### Source records ###

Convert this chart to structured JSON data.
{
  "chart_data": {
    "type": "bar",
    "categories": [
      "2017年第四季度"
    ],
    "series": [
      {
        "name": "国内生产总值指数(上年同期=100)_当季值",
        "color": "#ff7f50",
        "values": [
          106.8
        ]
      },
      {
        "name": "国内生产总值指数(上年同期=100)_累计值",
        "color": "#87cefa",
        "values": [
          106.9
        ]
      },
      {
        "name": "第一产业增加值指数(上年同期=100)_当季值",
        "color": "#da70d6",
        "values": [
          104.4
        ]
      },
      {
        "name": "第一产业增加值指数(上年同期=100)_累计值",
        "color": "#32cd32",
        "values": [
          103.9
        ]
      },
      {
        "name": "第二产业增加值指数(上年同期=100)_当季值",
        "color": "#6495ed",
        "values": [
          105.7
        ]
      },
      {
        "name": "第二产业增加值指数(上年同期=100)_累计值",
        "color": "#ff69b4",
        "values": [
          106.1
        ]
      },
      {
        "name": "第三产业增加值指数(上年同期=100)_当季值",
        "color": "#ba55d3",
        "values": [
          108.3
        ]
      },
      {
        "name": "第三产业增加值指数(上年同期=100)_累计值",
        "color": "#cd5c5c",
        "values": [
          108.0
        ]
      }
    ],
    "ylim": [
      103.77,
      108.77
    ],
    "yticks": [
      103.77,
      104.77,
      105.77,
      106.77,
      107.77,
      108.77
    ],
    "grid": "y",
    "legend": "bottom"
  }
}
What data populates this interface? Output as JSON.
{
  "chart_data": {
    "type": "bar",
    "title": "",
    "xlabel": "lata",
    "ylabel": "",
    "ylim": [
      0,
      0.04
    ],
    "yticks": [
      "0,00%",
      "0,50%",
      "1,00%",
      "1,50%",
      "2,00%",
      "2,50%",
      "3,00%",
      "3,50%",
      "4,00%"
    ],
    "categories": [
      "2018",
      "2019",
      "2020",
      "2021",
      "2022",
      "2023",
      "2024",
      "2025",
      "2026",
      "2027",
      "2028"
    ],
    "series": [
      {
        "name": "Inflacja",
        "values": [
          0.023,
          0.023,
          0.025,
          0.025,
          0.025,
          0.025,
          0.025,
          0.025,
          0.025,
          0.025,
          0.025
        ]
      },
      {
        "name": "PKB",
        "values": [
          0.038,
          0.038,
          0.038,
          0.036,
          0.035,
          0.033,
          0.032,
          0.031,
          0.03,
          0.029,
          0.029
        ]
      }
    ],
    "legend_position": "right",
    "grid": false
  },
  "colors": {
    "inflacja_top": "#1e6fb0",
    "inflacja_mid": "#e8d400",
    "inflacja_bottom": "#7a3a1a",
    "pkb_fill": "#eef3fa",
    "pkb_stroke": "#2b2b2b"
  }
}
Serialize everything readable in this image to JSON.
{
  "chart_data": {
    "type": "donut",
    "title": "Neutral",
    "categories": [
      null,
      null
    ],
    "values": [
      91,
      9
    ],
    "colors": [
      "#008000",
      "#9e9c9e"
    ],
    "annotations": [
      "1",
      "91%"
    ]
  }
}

###

Task brief: All of the entries must be written out exactly as they stand.

Exercise answer:
Convert this chart to structured JSON data.
{
  "chart_data": {
    "type": "bar",
    "categories": [
      "2017年第四季度"
    ],
    "series": [
      {
        "name": "国内生产总值指数(上年同期=100)_当季值",
        "color": "#ff7f50",
        "values": [
          106.8
        ]
      },
      {
        "name": "国内生产总值指数(上年同期=100)_累计值",
        "color": "#87cefa",
        "values": [
          106.9
        ]
      },
      {
        "name": "第一产业增加值指数(上年同期=100)_当季值",
        "color": "#da70d6",
        "values": [
          104.4
        ]
      },
      {
        "name": "第一产业增加值指数(上年同期=100)_累计值",
        "color": "#32cd32",
        "values": [
          103.9
        ]
      },
      {
        "name": "第二产业增加值指数(上年同期=100)_当季值",
        "color": "#6495ed",
        "values": [
          105.7
        ]
      },
      {
        "name": "第二产业增加值指数(上年同期=100)_累计值",
        "color": "#ff69b4",
        "values": [
          106.1
        ]
      },
      {
        "name": "第三产业增加值指数(上年同期=100)_当季值",
        "color": "#ba55d3",
        "values": [
          108.3
        ]
      },
      {
        "name": "第三产业增加值指数(上年同期=100)_累计值",
        "color": "#cd5c5c",
        "values": [
          108.0
        ]
      }
    ],
    "ylim": [
      103.77,
      108.77
    ],
    "yticks": [
      103.77,
      104.77,
      105.77,
      106.77,
      107.77,
      108.77
    ],
    "grid": "y",
    "legend": "bottom"
  }
}
What data populates this interface? Output as JSON.
{
  "chart_data": {
    "type": "bar",
    "title": "",
    "xlabel": "lata",
    "ylabel": "",
    "ylim": [
      0,
      0.04
    ],
    "yticks": [
      "0,00%",
      "0,50%",
      "1,00%",
      "1,50%",
      "2,00%",
      "2,50%",
      "3,00%",
      "3,50%",
      "4,00%"
    ],
    "categories": [
      "2018",
      "2019",
      "2020",
      "2021",
      "2022",
      "2023",
      "2024",
      "2025",
      "2026",
      "2027",
      "2028"
    ],
    "series": [
      {
        "name": "Inflacja",
        "values": [
          0.023,
          0.023,
          0.025,
          0.025,
          0.025,
          0.025,
          0.025,
          0.025,
          0.025,
          0.025,
          0.025
        ]
      },
      {
        "name": "PKB",
        "values": [
          0.038,
          0.038,
          0.038,
          0.036,
          0.035,
          0.033,
          0.032,
          0.031,
          0.03,
          0.029,
          0.029
        ]
      }
    ],
    "legend_position": "right",
    "grid": false
  },
  "colors": {
    "inflacja_top": "#1e6fb0",
    "inflacja_mid": "#e8d400",
    "inflacja_bottom": "#7a3a1a",
    "pkb_fill": "#eef3fa",
    "pkb_stroke": "#2b2b2b"
  }
}
Serialize everything readable in this image to JSON.
{
  "chart_data": {
    "type": "donut",
    "title": "Neutral",
    "categories": [
      null,
      null
    ],
    "values": [
      91,
      9
    ],
    "colors": [
      "#008000",
      "#9e9c9e"
    ],
    "annotations": [
      "1",
      "91%"
    ]
  }
}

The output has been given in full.